── Given entries ──

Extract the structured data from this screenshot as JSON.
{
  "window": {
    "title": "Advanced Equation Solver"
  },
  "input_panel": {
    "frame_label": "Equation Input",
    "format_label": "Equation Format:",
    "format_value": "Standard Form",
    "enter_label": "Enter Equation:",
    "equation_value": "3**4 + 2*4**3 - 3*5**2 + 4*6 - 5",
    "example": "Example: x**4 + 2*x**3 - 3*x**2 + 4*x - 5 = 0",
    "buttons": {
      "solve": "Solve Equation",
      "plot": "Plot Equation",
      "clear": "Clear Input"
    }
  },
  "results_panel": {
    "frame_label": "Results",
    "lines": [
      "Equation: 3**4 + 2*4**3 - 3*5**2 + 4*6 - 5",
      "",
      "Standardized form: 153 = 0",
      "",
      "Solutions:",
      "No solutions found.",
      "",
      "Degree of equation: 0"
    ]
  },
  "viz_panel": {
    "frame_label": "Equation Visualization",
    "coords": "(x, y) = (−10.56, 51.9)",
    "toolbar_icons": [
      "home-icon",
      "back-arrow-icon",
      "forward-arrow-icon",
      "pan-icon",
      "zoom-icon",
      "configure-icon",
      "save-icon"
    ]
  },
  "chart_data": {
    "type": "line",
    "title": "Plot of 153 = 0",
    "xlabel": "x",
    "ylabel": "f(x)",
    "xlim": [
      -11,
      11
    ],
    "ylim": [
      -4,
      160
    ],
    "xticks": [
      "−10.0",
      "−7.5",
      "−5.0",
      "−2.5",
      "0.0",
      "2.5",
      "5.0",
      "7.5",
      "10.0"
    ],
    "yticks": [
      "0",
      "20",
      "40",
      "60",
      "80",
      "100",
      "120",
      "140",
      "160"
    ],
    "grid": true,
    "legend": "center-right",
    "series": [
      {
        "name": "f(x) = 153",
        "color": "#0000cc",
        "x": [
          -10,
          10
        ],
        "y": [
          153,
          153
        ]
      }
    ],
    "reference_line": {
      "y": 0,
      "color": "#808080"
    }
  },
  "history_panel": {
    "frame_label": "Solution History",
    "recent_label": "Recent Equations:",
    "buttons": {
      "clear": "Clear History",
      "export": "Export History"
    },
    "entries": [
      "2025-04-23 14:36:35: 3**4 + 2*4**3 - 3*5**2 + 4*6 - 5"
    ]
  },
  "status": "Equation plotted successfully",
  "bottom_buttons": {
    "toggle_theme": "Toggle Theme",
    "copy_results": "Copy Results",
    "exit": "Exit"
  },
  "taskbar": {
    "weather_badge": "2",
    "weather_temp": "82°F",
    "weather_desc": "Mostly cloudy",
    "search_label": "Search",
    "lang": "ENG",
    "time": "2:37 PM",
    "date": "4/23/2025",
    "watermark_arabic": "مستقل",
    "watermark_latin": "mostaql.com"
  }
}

───

■ Exercise instructions ■
Find the word "title" in the material, then list each line that holds it.

■ Exercise response ■
    "title": "Advanced Equation Solver"
    "title": "Plot of 153 = 0",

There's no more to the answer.